— start of Dataset records —
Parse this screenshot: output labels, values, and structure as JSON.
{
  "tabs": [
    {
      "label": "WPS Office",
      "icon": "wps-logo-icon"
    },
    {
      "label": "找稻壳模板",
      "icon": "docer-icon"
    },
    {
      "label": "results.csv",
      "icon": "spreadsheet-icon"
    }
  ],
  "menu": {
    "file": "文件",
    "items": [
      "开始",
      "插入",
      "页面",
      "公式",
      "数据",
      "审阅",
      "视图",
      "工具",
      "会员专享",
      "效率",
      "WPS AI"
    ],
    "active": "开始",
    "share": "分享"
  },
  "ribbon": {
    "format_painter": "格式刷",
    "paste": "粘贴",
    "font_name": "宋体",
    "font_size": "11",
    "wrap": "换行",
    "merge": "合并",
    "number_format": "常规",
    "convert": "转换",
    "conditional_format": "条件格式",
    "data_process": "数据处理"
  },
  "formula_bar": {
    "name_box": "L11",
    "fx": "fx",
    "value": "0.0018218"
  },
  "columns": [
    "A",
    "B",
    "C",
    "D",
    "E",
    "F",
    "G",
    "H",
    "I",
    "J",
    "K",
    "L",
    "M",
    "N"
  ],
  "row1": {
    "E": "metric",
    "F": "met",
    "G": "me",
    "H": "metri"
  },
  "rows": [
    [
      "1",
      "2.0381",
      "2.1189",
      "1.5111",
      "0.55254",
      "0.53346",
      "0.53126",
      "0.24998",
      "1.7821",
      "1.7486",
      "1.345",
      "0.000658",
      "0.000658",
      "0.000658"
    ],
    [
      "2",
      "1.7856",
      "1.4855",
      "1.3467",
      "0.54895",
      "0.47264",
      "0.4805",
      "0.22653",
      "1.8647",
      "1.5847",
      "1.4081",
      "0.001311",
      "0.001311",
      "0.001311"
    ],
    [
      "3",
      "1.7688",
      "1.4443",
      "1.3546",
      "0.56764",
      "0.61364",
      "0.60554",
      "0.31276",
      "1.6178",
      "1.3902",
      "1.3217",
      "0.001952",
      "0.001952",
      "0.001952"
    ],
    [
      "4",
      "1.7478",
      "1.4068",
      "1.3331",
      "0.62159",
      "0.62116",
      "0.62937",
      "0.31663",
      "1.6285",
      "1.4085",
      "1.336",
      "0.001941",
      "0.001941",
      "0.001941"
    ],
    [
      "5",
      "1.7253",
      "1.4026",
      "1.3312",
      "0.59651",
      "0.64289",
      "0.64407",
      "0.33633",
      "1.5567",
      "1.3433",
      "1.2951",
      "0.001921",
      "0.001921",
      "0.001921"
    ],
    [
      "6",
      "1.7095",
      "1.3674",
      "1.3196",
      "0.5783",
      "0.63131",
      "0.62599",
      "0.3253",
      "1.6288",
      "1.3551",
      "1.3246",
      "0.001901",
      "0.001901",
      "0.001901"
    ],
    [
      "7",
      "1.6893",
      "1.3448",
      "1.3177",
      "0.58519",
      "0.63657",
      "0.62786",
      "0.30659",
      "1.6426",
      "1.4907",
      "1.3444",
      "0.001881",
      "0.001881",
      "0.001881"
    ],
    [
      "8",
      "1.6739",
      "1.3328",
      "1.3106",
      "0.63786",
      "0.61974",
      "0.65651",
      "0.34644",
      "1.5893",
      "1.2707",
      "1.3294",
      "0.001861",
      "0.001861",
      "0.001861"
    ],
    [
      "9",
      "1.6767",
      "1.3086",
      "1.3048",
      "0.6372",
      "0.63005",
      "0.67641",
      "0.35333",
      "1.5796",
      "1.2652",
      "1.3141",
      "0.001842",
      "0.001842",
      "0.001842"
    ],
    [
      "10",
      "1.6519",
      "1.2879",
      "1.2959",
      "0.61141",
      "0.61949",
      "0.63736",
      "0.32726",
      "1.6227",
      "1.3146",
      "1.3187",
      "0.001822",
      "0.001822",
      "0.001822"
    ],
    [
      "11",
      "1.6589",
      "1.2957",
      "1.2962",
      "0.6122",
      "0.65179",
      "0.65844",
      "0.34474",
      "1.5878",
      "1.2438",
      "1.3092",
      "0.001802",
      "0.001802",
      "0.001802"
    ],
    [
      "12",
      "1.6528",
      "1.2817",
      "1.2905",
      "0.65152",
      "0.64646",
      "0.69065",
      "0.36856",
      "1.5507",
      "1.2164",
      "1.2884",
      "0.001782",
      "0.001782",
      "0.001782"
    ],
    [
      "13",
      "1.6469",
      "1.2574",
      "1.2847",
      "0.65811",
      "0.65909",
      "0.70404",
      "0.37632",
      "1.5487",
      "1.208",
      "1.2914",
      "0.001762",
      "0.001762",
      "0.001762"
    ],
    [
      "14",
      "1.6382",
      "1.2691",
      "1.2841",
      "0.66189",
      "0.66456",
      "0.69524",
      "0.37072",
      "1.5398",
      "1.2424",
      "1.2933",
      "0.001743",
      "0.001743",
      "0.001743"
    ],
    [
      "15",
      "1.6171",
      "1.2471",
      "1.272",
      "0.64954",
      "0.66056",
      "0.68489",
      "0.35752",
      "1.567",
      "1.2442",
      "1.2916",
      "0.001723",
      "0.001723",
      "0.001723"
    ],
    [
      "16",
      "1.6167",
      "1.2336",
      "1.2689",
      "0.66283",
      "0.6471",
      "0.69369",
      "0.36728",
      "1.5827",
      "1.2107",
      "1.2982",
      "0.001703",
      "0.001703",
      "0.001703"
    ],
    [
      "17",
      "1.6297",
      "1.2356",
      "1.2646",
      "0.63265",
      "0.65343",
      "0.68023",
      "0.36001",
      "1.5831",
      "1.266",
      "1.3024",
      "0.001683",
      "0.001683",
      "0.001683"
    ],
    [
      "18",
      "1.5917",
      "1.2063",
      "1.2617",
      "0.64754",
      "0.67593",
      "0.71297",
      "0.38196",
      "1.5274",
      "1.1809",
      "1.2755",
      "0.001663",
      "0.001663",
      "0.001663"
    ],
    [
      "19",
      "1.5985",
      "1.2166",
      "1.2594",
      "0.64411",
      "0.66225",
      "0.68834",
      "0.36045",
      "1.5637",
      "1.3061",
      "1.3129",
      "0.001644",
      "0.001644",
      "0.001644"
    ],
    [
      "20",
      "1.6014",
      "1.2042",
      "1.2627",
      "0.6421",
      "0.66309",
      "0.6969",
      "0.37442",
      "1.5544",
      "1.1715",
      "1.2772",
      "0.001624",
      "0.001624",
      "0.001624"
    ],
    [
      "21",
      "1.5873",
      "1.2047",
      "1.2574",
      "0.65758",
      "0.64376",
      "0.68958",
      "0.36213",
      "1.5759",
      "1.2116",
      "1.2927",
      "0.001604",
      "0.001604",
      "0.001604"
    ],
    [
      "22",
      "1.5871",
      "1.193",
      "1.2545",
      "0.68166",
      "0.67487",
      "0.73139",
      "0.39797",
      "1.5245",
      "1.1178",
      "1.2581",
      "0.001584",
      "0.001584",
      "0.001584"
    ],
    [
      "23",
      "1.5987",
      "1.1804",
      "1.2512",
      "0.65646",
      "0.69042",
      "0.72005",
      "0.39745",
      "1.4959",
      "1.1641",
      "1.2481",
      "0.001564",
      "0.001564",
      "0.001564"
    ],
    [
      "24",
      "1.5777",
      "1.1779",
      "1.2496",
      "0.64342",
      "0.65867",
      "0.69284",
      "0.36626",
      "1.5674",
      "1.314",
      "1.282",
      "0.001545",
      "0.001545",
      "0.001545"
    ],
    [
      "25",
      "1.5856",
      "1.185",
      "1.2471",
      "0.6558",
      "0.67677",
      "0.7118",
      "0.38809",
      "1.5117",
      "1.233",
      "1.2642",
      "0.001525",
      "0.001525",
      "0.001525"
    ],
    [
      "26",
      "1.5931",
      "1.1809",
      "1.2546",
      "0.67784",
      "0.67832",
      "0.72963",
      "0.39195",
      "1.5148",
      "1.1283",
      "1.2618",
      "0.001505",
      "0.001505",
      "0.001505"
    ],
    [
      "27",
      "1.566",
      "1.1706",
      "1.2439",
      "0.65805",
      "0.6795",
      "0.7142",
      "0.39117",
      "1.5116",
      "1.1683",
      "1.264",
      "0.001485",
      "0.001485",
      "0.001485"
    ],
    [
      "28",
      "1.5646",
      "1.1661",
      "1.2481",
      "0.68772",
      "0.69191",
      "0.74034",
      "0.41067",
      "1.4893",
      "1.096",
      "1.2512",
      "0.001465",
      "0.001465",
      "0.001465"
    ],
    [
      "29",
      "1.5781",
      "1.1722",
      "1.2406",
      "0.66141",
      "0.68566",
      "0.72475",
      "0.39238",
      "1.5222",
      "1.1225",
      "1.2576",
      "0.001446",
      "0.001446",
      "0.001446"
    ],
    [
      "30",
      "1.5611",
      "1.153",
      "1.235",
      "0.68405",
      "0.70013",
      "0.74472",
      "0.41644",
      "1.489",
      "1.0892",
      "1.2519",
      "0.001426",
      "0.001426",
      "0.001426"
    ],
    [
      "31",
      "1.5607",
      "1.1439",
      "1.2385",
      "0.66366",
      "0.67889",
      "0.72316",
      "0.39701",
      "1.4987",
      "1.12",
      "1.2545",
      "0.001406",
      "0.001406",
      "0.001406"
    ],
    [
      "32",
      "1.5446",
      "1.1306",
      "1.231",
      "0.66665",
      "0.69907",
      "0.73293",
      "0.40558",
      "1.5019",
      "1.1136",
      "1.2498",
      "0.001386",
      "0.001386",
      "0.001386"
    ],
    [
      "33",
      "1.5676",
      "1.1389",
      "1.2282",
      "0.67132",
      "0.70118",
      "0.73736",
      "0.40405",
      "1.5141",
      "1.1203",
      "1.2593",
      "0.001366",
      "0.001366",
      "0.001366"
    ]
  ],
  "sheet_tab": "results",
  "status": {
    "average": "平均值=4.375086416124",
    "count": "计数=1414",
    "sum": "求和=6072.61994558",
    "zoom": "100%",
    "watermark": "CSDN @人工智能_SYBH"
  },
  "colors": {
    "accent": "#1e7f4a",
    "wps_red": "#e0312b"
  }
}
— end of Dataset records —
- **Written problem**
Give the number of lines in the material above that have the word "icon" in them, and nothing more.

- **Result for this task**
3